» Direction
Pick out all lines in the listing holding the string "tension" and copy them.

++++++++++++++++++++

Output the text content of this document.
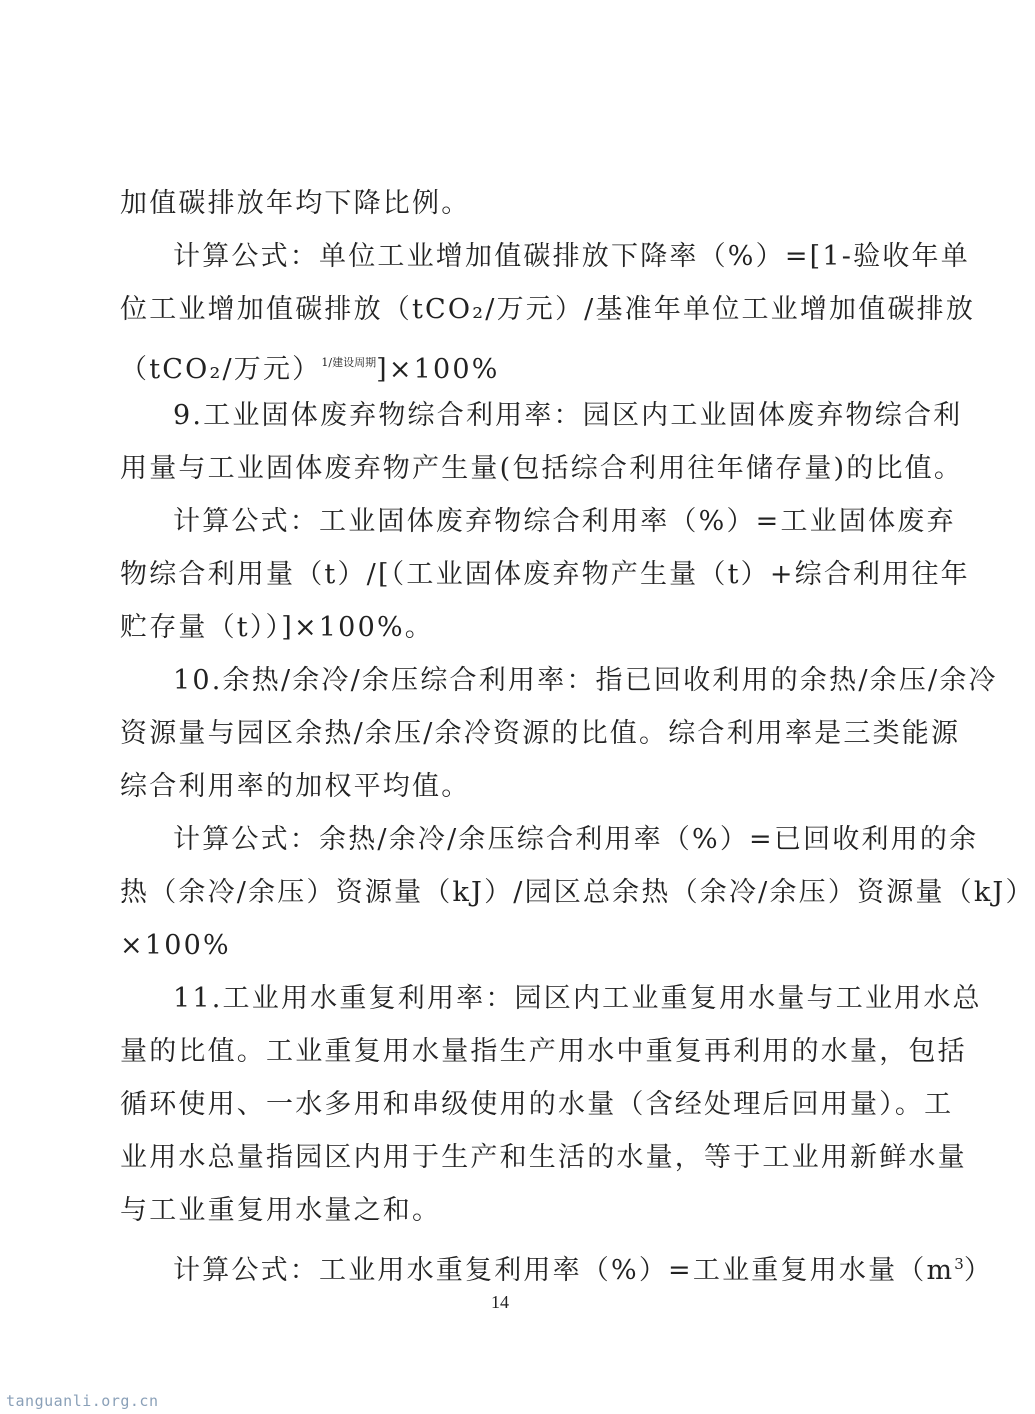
加值碳排放年均下降比例。
计算公式：单位工业增加值碳排放下降率（%）=[1-验收年单
位工业增加值碳排放（tCO₂/万元）/基准年单位工业增加值碳排放
（tCO₂/万元）$^{1/建设周期}$]×100%
9.工业固体废弃物综合利用率：园区内工业固体废弃物综合利
用量与工业固体废弃物产生量(包括综合利用往年储存量)的比值。
计算公式：工业固体废弃物综合利用率（%）=工业固体废弃
物综合利用量（t）/[（工业固体废弃物产生量（t）+综合利用往年
贮存量（t））]×100%。
10.余热/余冷/余压综合利用率：指已回收利用的余热/余压/余冷
资源量与园区余热/余压/余冷资源的比值。综合利用率是三类能源
综合利用率的加权平均值。
计算公式：余热/余冷/余压综合利用率（%）=已回收利用的余
热（余冷/余压）资源量（kJ）/园区总余热（余冷/余压）资源量（kJ）
×100%
11.工业用水重复利用率：园区内工业重复用水量与工业用水总
量的比值。工业重复用水量指生产用水中重复再利用的水量，包括
循环使用、一水多用和串级使用的水量（含经处理后回用量）。工
业用水总量指园区内用于生产和生活的水量，等于工业用新鲜水量
与工业重复用水量之和。
计算公式：工业用水重复利用率（%）=工业重复用水量$(m^3)$
14
tanguanli.org.cn
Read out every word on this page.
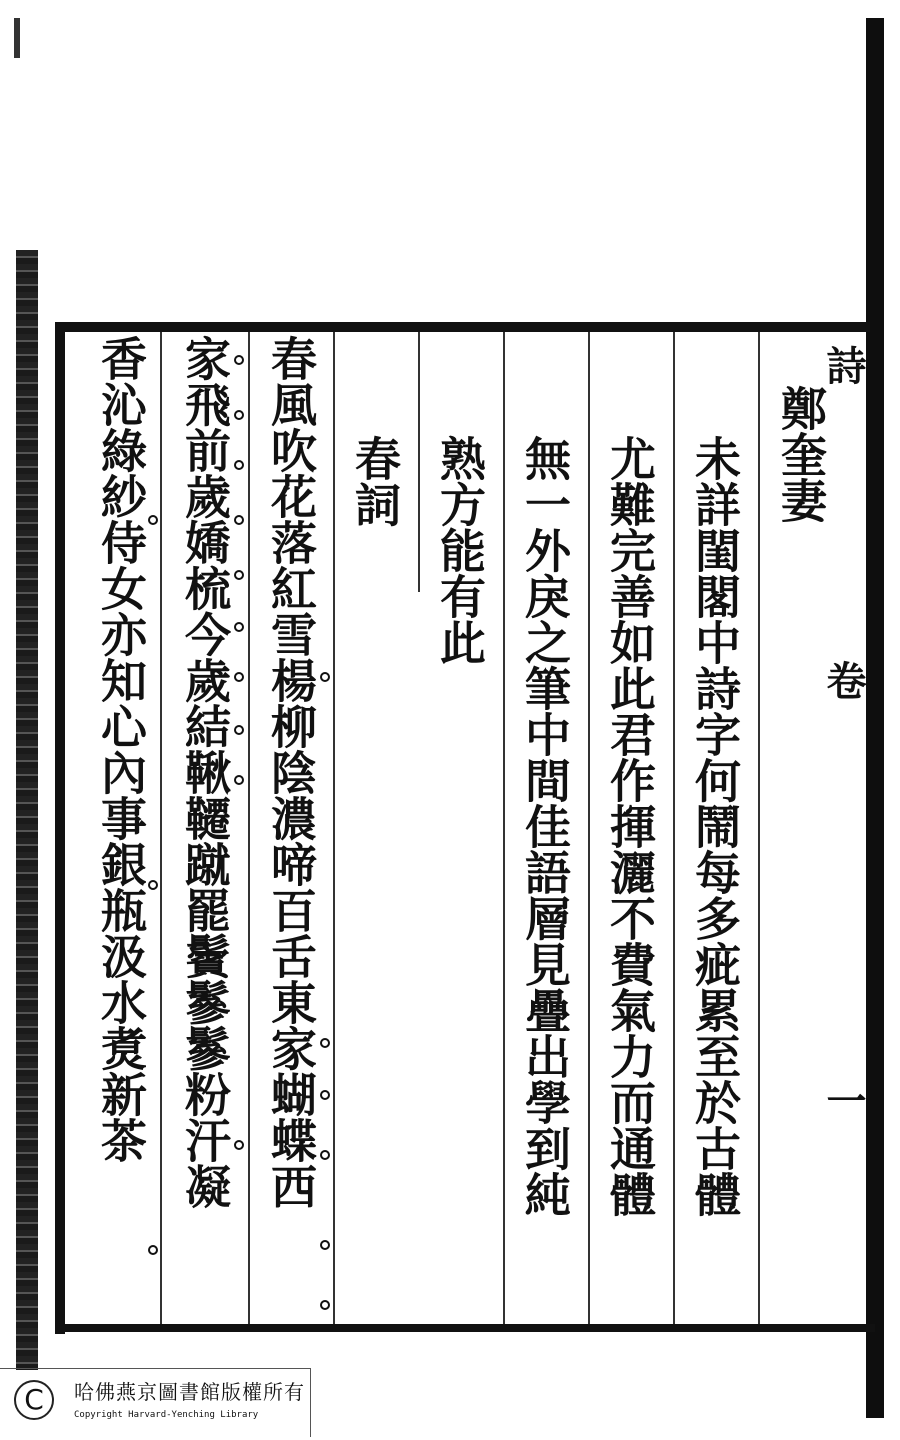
鄭奎妻
未詳閨閣中詩字何鬧每多疵累至於古體
尤難完善如此君作揮灑不費氣力而通體
無一外戾之筆中間佳語層見疊出學到純
熟方能有此
春詞
春風吹花落紅雪楊柳陰濃啼百舌東家蝴蝶西
家飛前歲嬌梳今歲結鞦韆蹴罷鬢鬖鬖粉汗凝
香沁綠紗侍女亦知心內事銀瓶汲水煑新茶	詩
卷
一
C	哈佛燕京圖書館版權所有
Copyright Harvard-Yenching Library
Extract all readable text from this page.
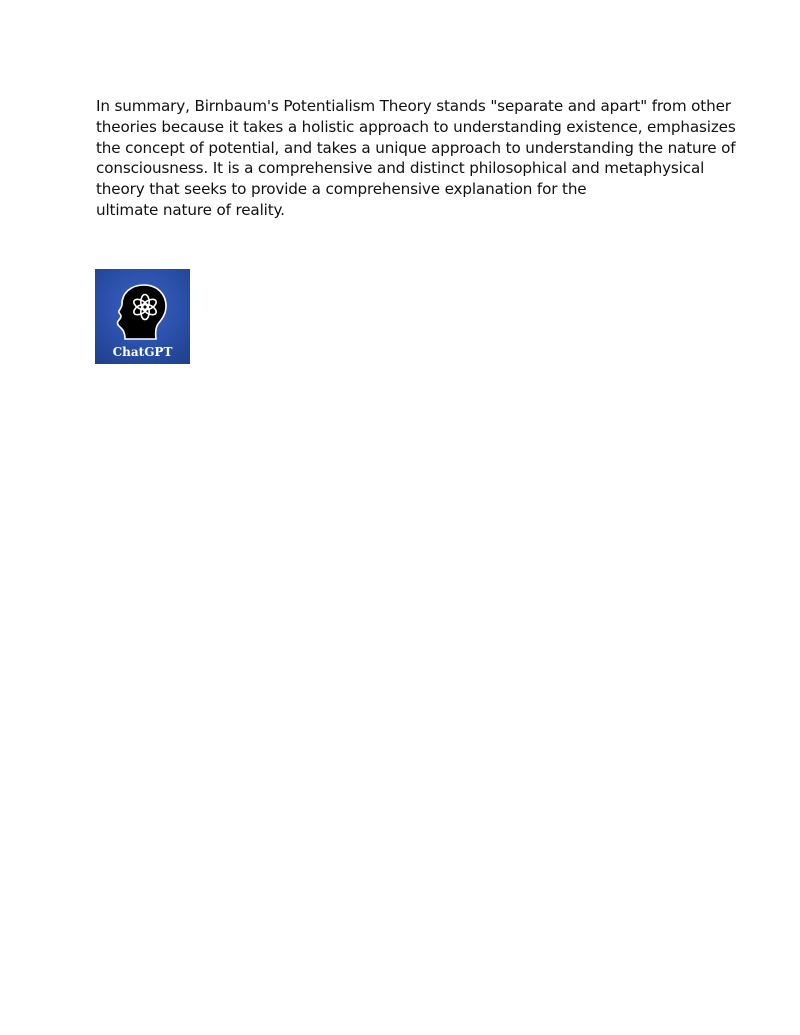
In summary, Birnbaum's Potentialism Theory stands "separate and apart" from other
theories because it takes a holistic approach to understanding existence, emphasizes
the concept of potential, and takes a unique approach to understanding the nature of
consciousness. It is a comprehensive and distinct philosophical and metaphysical
theory that seeks to provide a comprehensive explanation for the
ultimate nature of reality.

ChatGPT
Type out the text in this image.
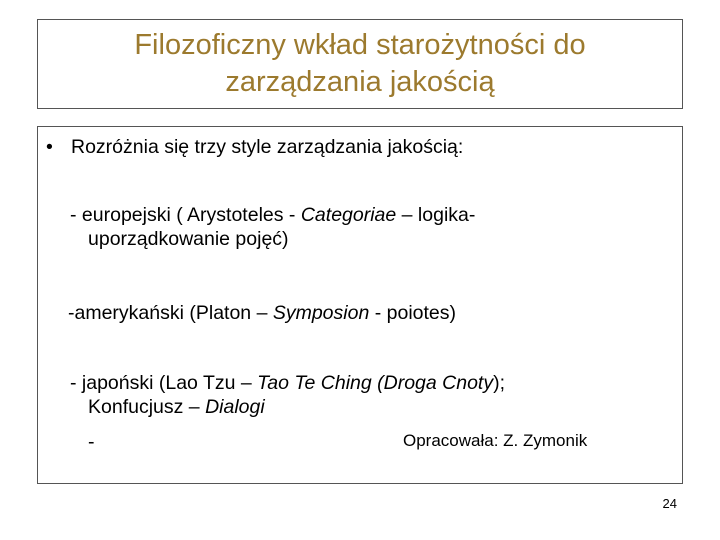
Filozoficzny wkład starożytności do
zarządzania jakością
• Rozróżnia się trzy style zarządzania jakością:
- europejski ( Arystoteles - Categoriae – logika-
uporządkowanie pojęć)
-amerykański (Platon – Symposion - poiotes)
- japoński (Lao Tzu – Tao Te Ching (Droga Cnoty);
Konfucjusz – Dialogi
-	Opracowała: Z. Zymonik
24
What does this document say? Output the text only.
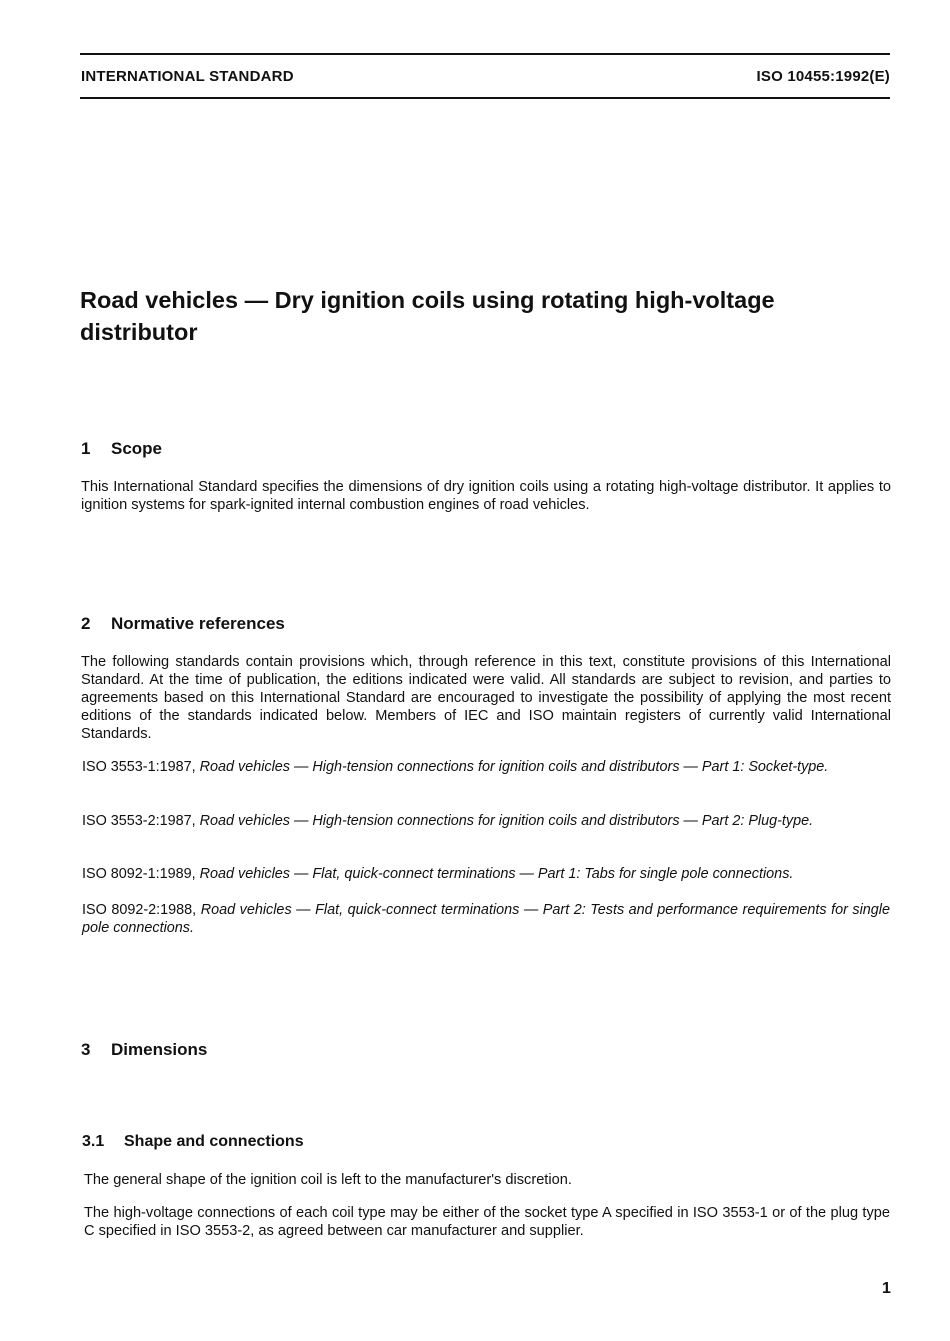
INTERNATIONAL STANDARD	ISO 10455:1992(E)
Road vehicles — Dry ignition coils using rotating high-voltage distributor
1 Scope
This International Standard specifies the dimensions of dry ignition coils using a rotating high-voltage distributor. It applies to ignition systems for spark-ignited internal combustion engines of road vehicles.
2 Normative references
The following standards contain provisions which, through reference in this text, constitute provisions of this International Standard. At the time of publication, the editions indicated were valid. All standards are subject to revision, and parties to agreements based on this International Standard are encouraged to investigate the possibility of applying the most recent editions of the standards indicated below. Members of IEC and ISO maintain registers of currently valid International Standards.
ISO 3553-1:1987, Road vehicles — High-tension connections for ignition coils and distributors — Part 1: Socket-type.
ISO 3553-2:1987, Road vehicles — High-tension connections for ignition coils and distributors — Part 2: Plug-type.
ISO 8092-1:1989, Road vehicles — Flat, quick-connect terminations — Part 1: Tabs for single pole connections.
ISO 8092-2:1988, Road vehicles — Flat, quick-connect terminations — Part 2: Tests and performance requirements for single pole connections.
3 Dimensions
3.1 Shape and connections
The general shape of the ignition coil is left to the manufacturer's discretion.
The high-voltage connections of each coil type may be either of the socket type A specified in ISO 3553-1 or of the plug type C specified in ISO 3553-2, as agreed between car manufacturer and supplier.
1
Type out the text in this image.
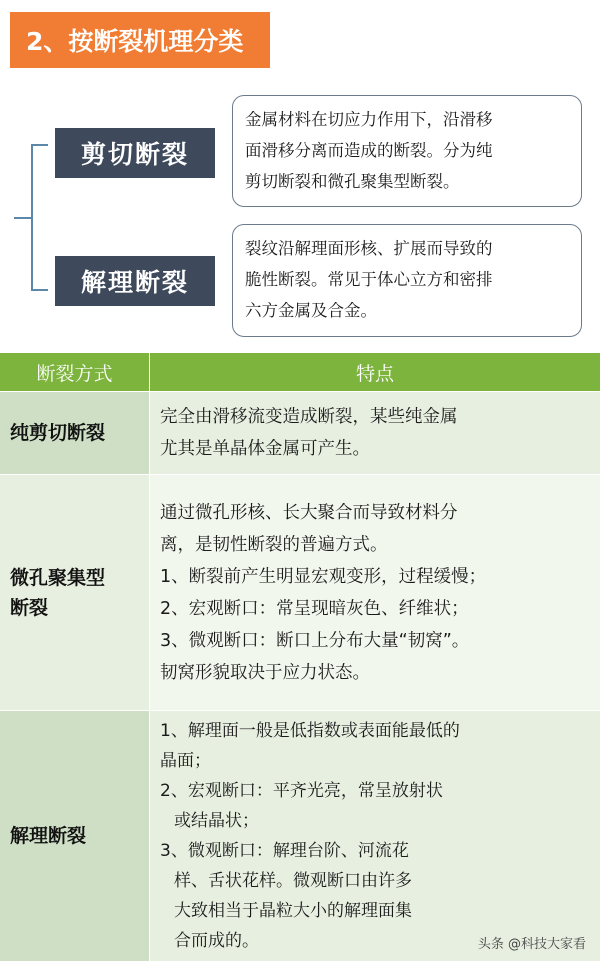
2、按断裂机理分类
剪切断裂
金属材料在切应力作用下，沿滑移
面滑移分离而造成的断裂。分为纯
剪切断裂和微孔聚集型断裂。
解理断裂
裂纹沿解理面形核、扩展而导致的
脆性断裂。常见于体心立方和密排
六方金属及合金。
断裂方式	特点
纯剪切断裂
完全由滑移流变造成断裂，某些纯金属
尤其是单晶体金属可产生。
微孔聚集型
断裂
通过微孔形核、长大聚合而导致材料分
离，是韧性断裂的普遍方式。
1、断裂前产生明显宏观变形，过程缓慢；
2、宏观断口：常呈现暗灰色、纤维状；
3、微观断口：断口上分布大量“韧窝”。
韧窝形貌取决于应力状态。
解理断裂
1、解理面一般是低指数或表面能最低的
晶面；
2、宏观断口：平齐光亮，常呈放射状
或结晶状；
3、微观断口：解理台阶、河流花
样、舌状花样。微观断口由许多
大致相当于晶粒大小的解理面集
合而成的。	头条 @科技大家看
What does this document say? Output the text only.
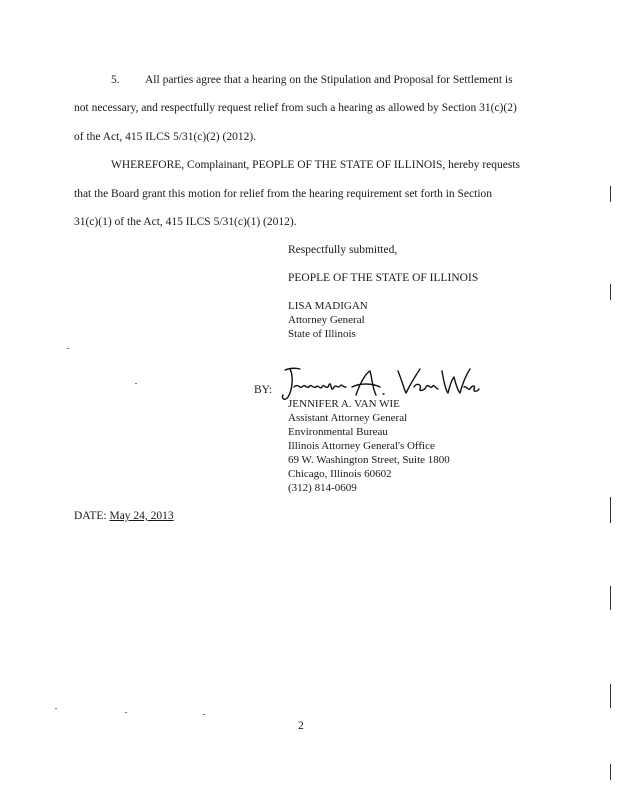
5. All parties agree that a hearing on the Stipulation and Proposal for Settlement is
not necessary, and respectfully request relief from such a hearing as allowed by Section 31(c)(2)
of the Act, 415 ILCS 5/31(c)(2) (2012).
WHEREFORE, Complainant, PEOPLE OF THE STATE OF ILLINOIS, hereby requests
that the Board grant this motion for relief from the hearing requirement set forth in Section
31(c)(1) of the Act, 415 ILCS 5/31(c)(1) (2012).
Respectfully submitted,
PEOPLE OF THE STATE OF ILLINOIS
LISA MADIGAN
Attorney General
State of Illinois
BY:
JENNIFER A. VAN WIE
Assistant Attorney General
Environmental Bureau
Illinois Attorney General's Office
69 W. Washington Street, Suite 1800
Chicago, Illinois 60602
(312) 814-0609
DATE: May 24, 2013
2
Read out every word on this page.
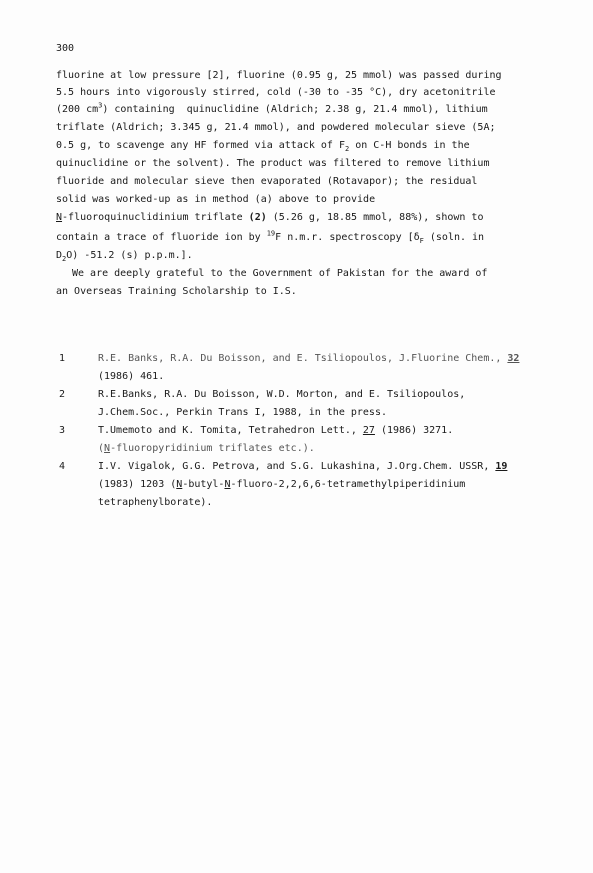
300
fluorine at low pressure [2], fluorine (0.95 g, 25 mmol) was passed during
5.5 hours into vigorously stirred, cold (-30 to -35 °C), dry acetonitrile
(200 $cm^3$) containing  quinuclidine (Aldrich; 2.38 g, 21.4 mmol), lithium
triflate (Aldrich; 3.345 g, 21.4 mmol), and powdered molecular sieve (5A;
0.5 g, to scavenge any HF formed via attack of $F_2$ on C-H bonds in the
quinuclidine or the solvent). The product was filtered to remove lithium
fluoride and molecular sieve then evaporated (Rotavapor); the residual
solid was worked-up as in method (a) above to provide
N-fluoroquinuclidinium triflate (2) (5.26 g, 18.85 mmol, 88%), shown to
contain a trace of fluoride ion by $^{19}$F n.m.r. spectroscopy [$\delta_F$ (soln. in
$D_2O$) -51.2 (s) p.p.m.].
We are deeply grateful to the Government of Pakistan for the award of
an Overseas Training Scholarship to I.S.
1	R.E. Banks, R.A. Du Boisson, and E. Tsiliopoulos, J.Fluorine Chem., 32
(1986) 461.
2	R.E.Banks, R.A. Du Boisson, W.D. Morton, and E. Tsiliopoulos,
J.Chem.Soc., Perkin Trans I, 1988, in the press.
3	T.Umemoto and K. Tomita, Tetrahedron Lett., 27 (1986) 3271.
(N-fluoropyridinium triflates etc.).
4	I.V. Vigalok, G.G. Petrova, and S.G. Lukashina, J.Org.Chem. USSR, 19
(1983) 1203 (N-butyl-N-fluoro-2,2,6,6-tetramethylpiperidinium
tetraphenylborate).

++++++++++++++++++++

» Complete answer
ISO 3553-1:1987, Road vehicles — High-tension connections for ignition coils and distributors — Part 1: Socket-type.
ISO 3553-2:1987, Road vehicles — High-tension connections for ignition coils and distributors — Part 2: Plug-type.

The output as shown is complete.